## Records supplied
Begin
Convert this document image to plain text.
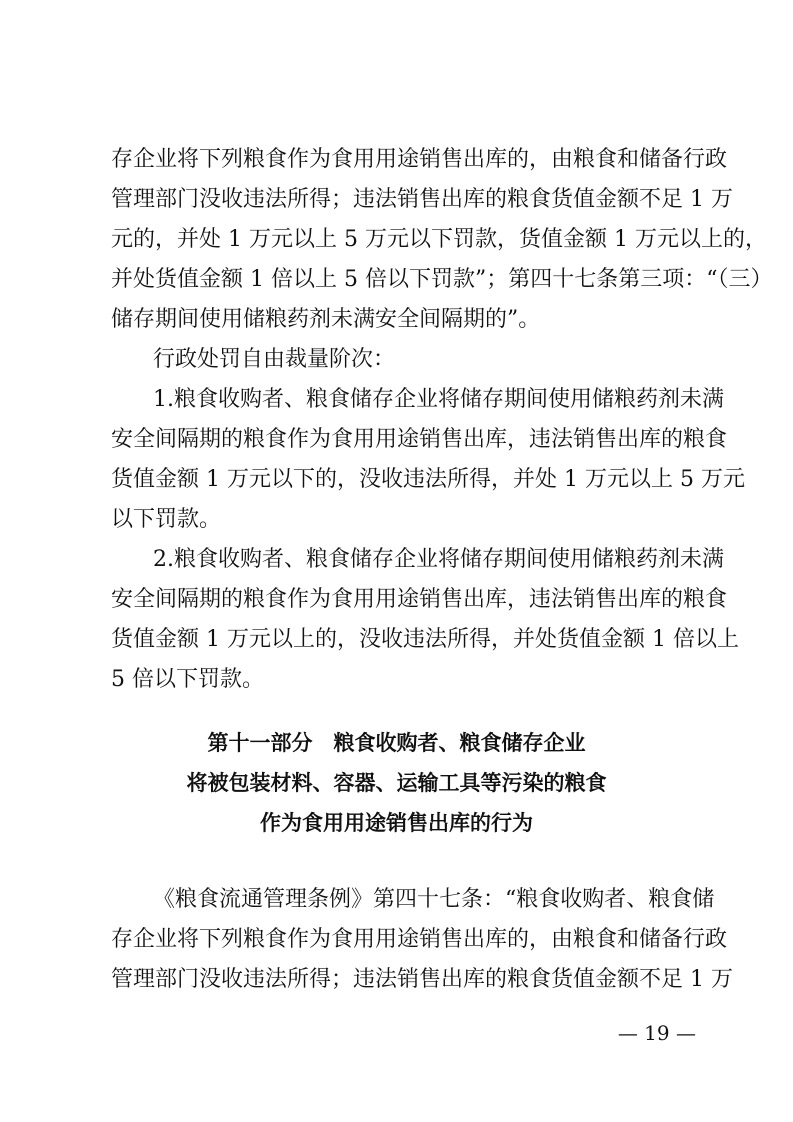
存企业将下列粮食作为食用用途销售出库的，由粮食和储备行政
管理部门没收违法所得；违法销售出库的粮食货值金额不足 1 万
元的，并处 1 万元以上 5 万元以下罚款，货值金额 1 万元以上的，
并处货值金额 1 倍以上 5 倍以下罚款”；第四十七条第三项：“（三）
储存期间使用储粮药剂未满安全间隔期的”。
行政处罚自由裁量阶次：
1.粮食收购者、粮食储存企业将储存期间使用储粮药剂未满
安全间隔期的粮食作为食用用途销售出库，违法销售出库的粮食
货值金额 1 万元以下的，没收违法所得，并处 1 万元以上 5 万元
以下罚款。
2.粮食收购者、粮食储存企业将储存期间使用储粮药剂未满
安全间隔期的粮食作为食用用途销售出库，违法销售出库的粮食
货值金额 1 万元以上的，没收违法所得，并处货值金额 1 倍以上
5 倍以下罚款。
第十一部分　粮食收购者、粮食储存企业
将被包装材料、容器、运输工具等污染的粮食
作为食用用途销售出库的行为
《粮食流通管理条例》第四十七条：“粮食收购者、粮食储
存企业将下列粮食作为食用用途销售出库的，由粮食和储备行政
管理部门没收违法所得；违法销售出库的粮食货值金额不足 1 万
— 19 —
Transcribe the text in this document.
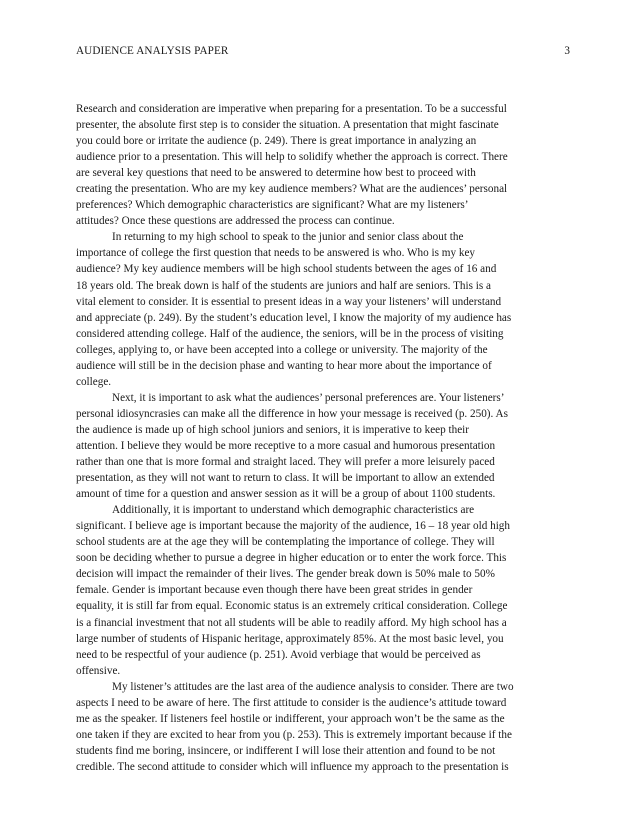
AUDIENCE ANALYSIS PAPER	3
Research and consideration are imperative when preparing for a presentation. To be a successful
presenter, the absolute first step is to consider the situation. A presentation that might fascinate
you could bore or irritate the audience (p. 249). There is great importance in analyzing an
audience prior to a presentation. This will help to solidify whether the approach is correct. There
are several key questions that need to be answered to determine how best to proceed with
creating the presentation. Who are my key audience members? What are the audiences’ personal
preferences? Which demographic characteristics are significant? What are my listeners’
attitudes? Once these questions are addressed the process can continue.
In returning to my high school to speak to the junior and senior class about the
importance of college the first question that needs to be answered is who. Who is my key
audience? My key audience members will be high school students between the ages of 16 and
18 years old. The break down is half of the students are juniors and half are seniors. This is a
vital element to consider. It is essential to present ideas in a way your listeners’ will understand
and appreciate (p. 249). By the student’s education level, I know the majority of my audience has
considered attending college. Half of the audience, the seniors, will be in the process of visiting
colleges, applying to, or have been accepted into a college or university. The majority of the
audience will still be in the decision phase and wanting to hear more about the importance of
college.
Next, it is important to ask what the audiences’ personal preferences are. Your listeners’
personal idiosyncrasies can make all the difference in how your message is received (p. 250). As
the audience is made up of high school juniors and seniors, it is imperative to keep their
attention. I believe they would be more receptive to a more casual and humorous presentation
rather than one that is more formal and straight laced. They will prefer a more leisurely paced
presentation, as they will not want to return to class. It will be important to allow an extended
amount of time for a question and answer session as it will be a group of about 1100 students.
Additionally, it is important to understand which demographic characteristics are
significant. I believe age is important because the majority of the audience, 16 – 18 year old high
school students are at the age they will be contemplating the importance of college. They will
soon be deciding whether to pursue a degree in higher education or to enter the work force. This
decision will impact the remainder of their lives. The gender break down is 50% male to 50%
female. Gender is important because even though there have been great strides in gender
equality, it is still far from equal. Economic status is an extremely critical consideration. College
is a financial investment that not all students will be able to readily afford. My high school has a
large number of students of Hispanic heritage, approximately 85%. At the most basic level, you
need to be respectful of your audience (p. 251). Avoid verbiage that would be perceived as
offensive.
My listener’s attitudes are the last area of the audience analysis to consider. There are two
aspects I need to be aware of here. The first attitude to consider is the audience’s attitude toward
me as the speaker. If listeners feel hostile or indifferent, your approach won’t be the same as the
one taken if they are excited to hear from you (p. 253). This is extremely important because if the
students find me boring, insincere, or indifferent I will lose their attention and found to be not
credible. The second attitude to consider which will influence my approach to the presentation is
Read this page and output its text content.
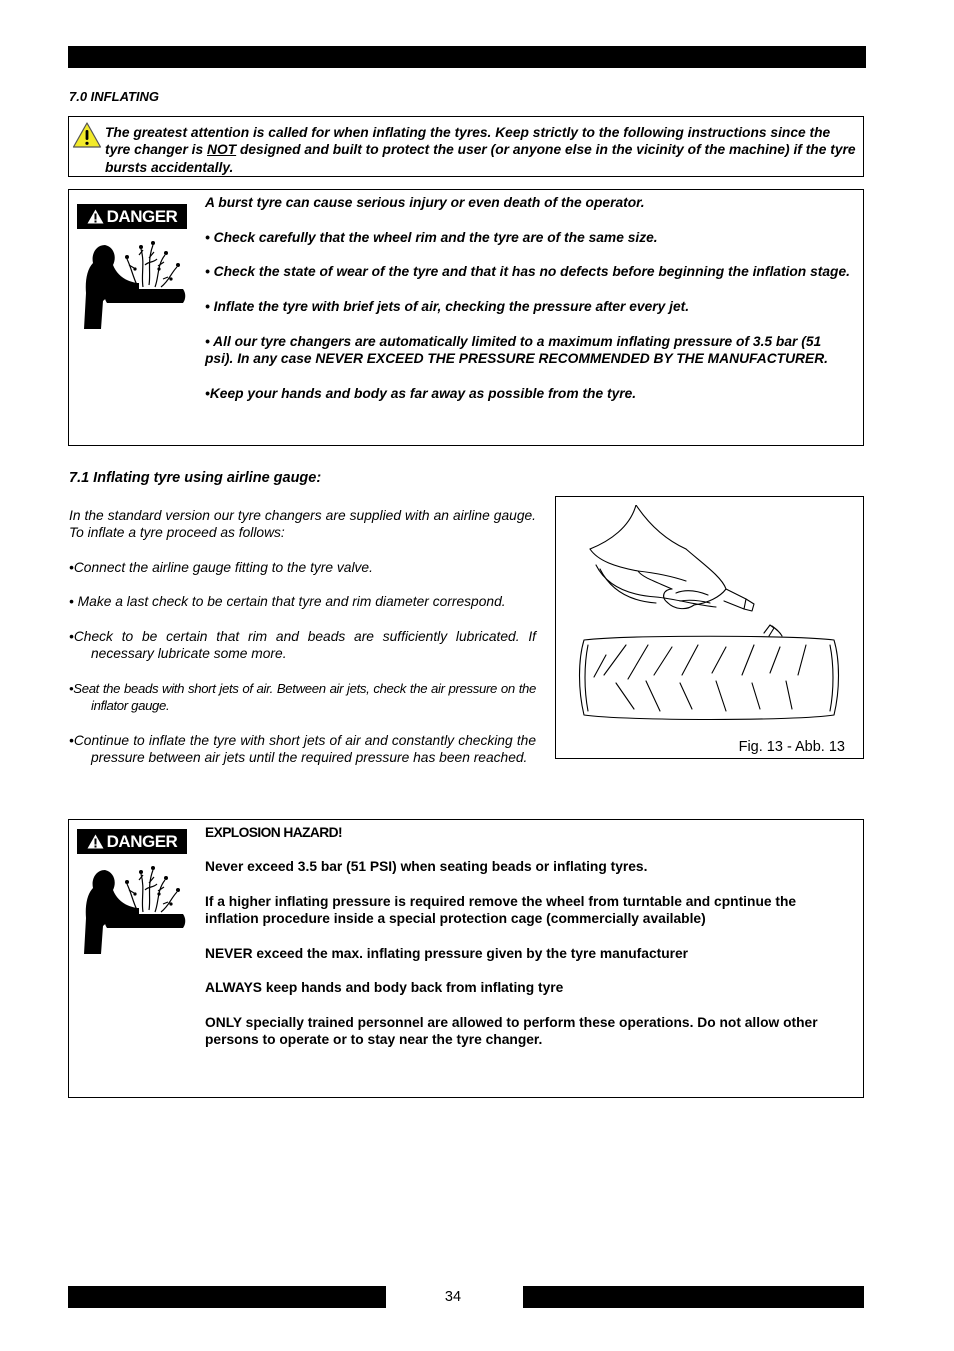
7.0 INFLATING
The greatest attention is called for when inflating the tyres. Keep strictly to the following instructions since the tyre changer is NOT designed and built to protect the user (or anyone else in the vicinity of the machine) if the tyre bursts accidentally.
DANGER

A burst tyre can cause serious injury or even death of the operator.

• Check carefully that the wheel rim and the tyre are of the same size.

• Check the state of wear of the tyre and that it has no defects before beginning the inflation stage.

• Inflate the tyre with brief jets of air, checking the pressure after every jet.

• All our tyre changers are automatically limited to a maximum inflating pressure of 3.5 bar (51 psi). In any case NEVER EXCEED THE PRESSURE RECOMMENDED BY THE MANUFACTURER.

•Keep your hands and body as far away as possible from the tyre.

7.1 Inflating tyre using airline gauge:

In the standard version our tyre changers are supplied with an airline gauge. To inflate a tyre proceed as follows:

•Connect the airline gauge fitting to the tyre valve.

• Make a last check to be certain that tyre and rim diameter correspond.

•Check to be certain that rim and beads are sufficiently lubricated. If necessary lubricate some more.

•Seat the beads with short jets of air. Between air jets, check the air pressure on the inflator gauge.

•Continue to inflate the tyre with short jets of air and constantly checking the pressure between air jets until the required pressure has been reached.

Fig. 13 - Abb. 13
DANGER EXPLOSION HAZARD!

Never exceed 3.5 bar (51 PSI) when seating beads or inflating tyres.

If a higher inflating pressure is required remove the wheel from turntable and cpntinue the inflation procedure inside a special protection cage (commercially available)

NEVER exceed the max. inflating pressure given by the tyre manufacturer

ALWAYS keep hands and body back from inflating tyre

ONLY specially trained personnel are allowed to perform these operations. Do not allow other persons to operate or to stay near the tyre changer.

34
End
## Stated exercise
Return the records exactly. Don't carry the pictures over.

## The response
Convert this document image to plain text.
存企业将下列粮食作为食用用途销售出库的，由粮食和储备行政
管理部门没收违法所得；违法销售出库的粮食货值金额不足 1 万
元的，并处 1 万元以上 5 万元以下罚款，货值金额 1 万元以上的，
并处货值金额 1 倍以上 5 倍以下罚款”；第四十七条第三项：“（三）
储存期间使用储粮药剂未满安全间隔期的”。
行政处罚自由裁量阶次：
1.粮食收购者、粮食储存企业将储存期间使用储粮药剂未满
安全间隔期的粮食作为食用用途销售出库，违法销售出库的粮食
货值金额 1 万元以下的，没收违法所得，并处 1 万元以上 5 万元
以下罚款。
2.粮食收购者、粮食储存企业将储存期间使用储粮药剂未满
安全间隔期的粮食作为食用用途销售出库，违法销售出库的粮食
货值金额 1 万元以上的，没收违法所得，并处货值金额 1 倍以上
5 倍以下罚款。
第十一部分　粮食收购者、粮食储存企业
将被包装材料、容器、运输工具等污染的粮食
作为食用用途销售出库的行为
《粮食流通管理条例》第四十七条：“粮食收购者、粮食储
存企业将下列粮食作为食用用途销售出库的，由粮食和储备行政
管理部门没收违法所得；违法销售出库的粮食货值金额不足 1 万
— 19 —
Transcribe the text in this document.
AUDIENCE ANALYSIS PAPER	3
Research and consideration are imperative when preparing for a presentation. To be a successful
presenter, the absolute first step is to consider the situation. A presentation that might fascinate
you could bore or irritate the audience (p. 249). There is great importance in analyzing an
audience prior to a presentation. This will help to solidify whether the approach is correct. There
are several key questions that need to be answered to determine how best to proceed with
creating the presentation. Who are my key audience members? What are the audiences’ personal
preferences? Which demographic characteristics are significant? What are my listeners’
attitudes? Once these questions are addressed the process can continue.
In returning to my high school to speak to the junior and senior class about the
importance of college the first question that needs to be answered is who. Who is my key
audience? My key audience members will be high school students between the ages of 16 and
18 years old. The break down is half of the students are juniors and half are seniors. This is a
vital element to consider. It is essential to present ideas in a way your listeners’ will understand
and appreciate (p. 249). By the student’s education level, I know the majority of my audience has
considered attending college. Half of the audience, the seniors, will be in the process of visiting
colleges, applying to, or have been accepted into a college or university. The majority of the
audience will still be in the decision phase and wanting to hear more about the importance of
college.
Next, it is important to ask what the audiences’ personal preferences are. Your listeners’
personal idiosyncrasies can make all the difference in how your message is received (p. 250). As
the audience is made up of high school juniors and seniors, it is imperative to keep their
attention. I believe they would be more receptive to a more casual and humorous presentation
rather than one that is more formal and straight laced. They will prefer a more leisurely paced
presentation, as they will not want to return to class. It will be important to allow an extended
amount of time for a question and answer session as it will be a group of about 1100 students.
Additionally, it is important to understand which demographic characteristics are
significant. I believe age is important because the majority of the audience, 16 – 18 year old high
school students are at the age they will be contemplating the importance of college. They will
soon be deciding whether to pursue a degree in higher education or to enter the work force. This
decision will impact the remainder of their lives. The gender break down is 50% male to 50%
female. Gender is important because even though there have been great strides in gender
equality, it is still far from equal. Economic status is an extremely critical consideration. College
is a financial investment that not all students will be able to readily afford. My high school has a
large number of students of Hispanic heritage, approximately 85%. At the most basic level, you
need to be respectful of your audience (p. 251). Avoid verbiage that would be perceived as
offensive.
My listener’s attitudes are the last area of the audience analysis to consider. There are two
aspects I need to be aware of here. The first attitude to consider is the audience’s attitude toward
me as the speaker. If listeners feel hostile or indifferent, your approach won’t be the same as the
one taken if they are excited to hear from you (p. 253). This is extremely important because if the
students find me boring, insincere, or indifferent I will lose their attention and found to be not
credible. The second attitude to consider which will influence my approach to the presentation is
Read this page and output its text content.
7.0 INFLATING
The greatest attention is called for when inflating the tyres. Keep strictly to the following instructions since the tyre changer is NOT designed and built to protect the user (or anyone else in the vicinity of the machine) if the tyre bursts accidentally.
DANGER

A burst tyre can cause serious injury or even death of the operator.

• Check carefully that the wheel rim and the tyre are of the same size.

• Check the state of wear of the tyre and that it has no defects before beginning the inflation stage.

• Inflate the tyre with brief jets of air, checking the pressure after every jet.

• All our tyre changers are automatically limited to a maximum inflating pressure of 3.5 bar (51 psi). In any case NEVER EXCEED THE PRESSURE RECOMMENDED BY THE MANUFACTURER.

•Keep your hands and body as far away as possible from the tyre.

7.1 Inflating tyre using airline gauge:

In the standard version our tyre changers are supplied with an airline gauge. To inflate a tyre proceed as follows:

•Connect the airline gauge fitting to the tyre valve.

• Make a last check to be certain that tyre and rim diameter correspond.

•Check to be certain that rim and beads are sufficiently lubricated. If necessary lubricate some more.

•Seat the beads with short jets of air. Between air jets, check the air pressure on the inflator gauge.

•Continue to inflate the tyre with short jets of air and constantly checking the pressure between air jets until the required pressure has been reached.

Fig. 13 - Abb. 13
DANGER EXPLOSION HAZARD!

Never exceed 3.5 bar (51 PSI) when seating beads or inflating tyres.

If a higher inflating pressure is required remove the wheel from turntable and cpntinue the inflation procedure inside a special protection cage (commercially available)

NEVER exceed the max. inflating pressure given by the tyre manufacturer

ALWAYS keep hands and body back from inflating tyre

ONLY specially trained personnel are allowed to perform these operations. Do not allow other persons to operate or to stay near the tyre changer.

34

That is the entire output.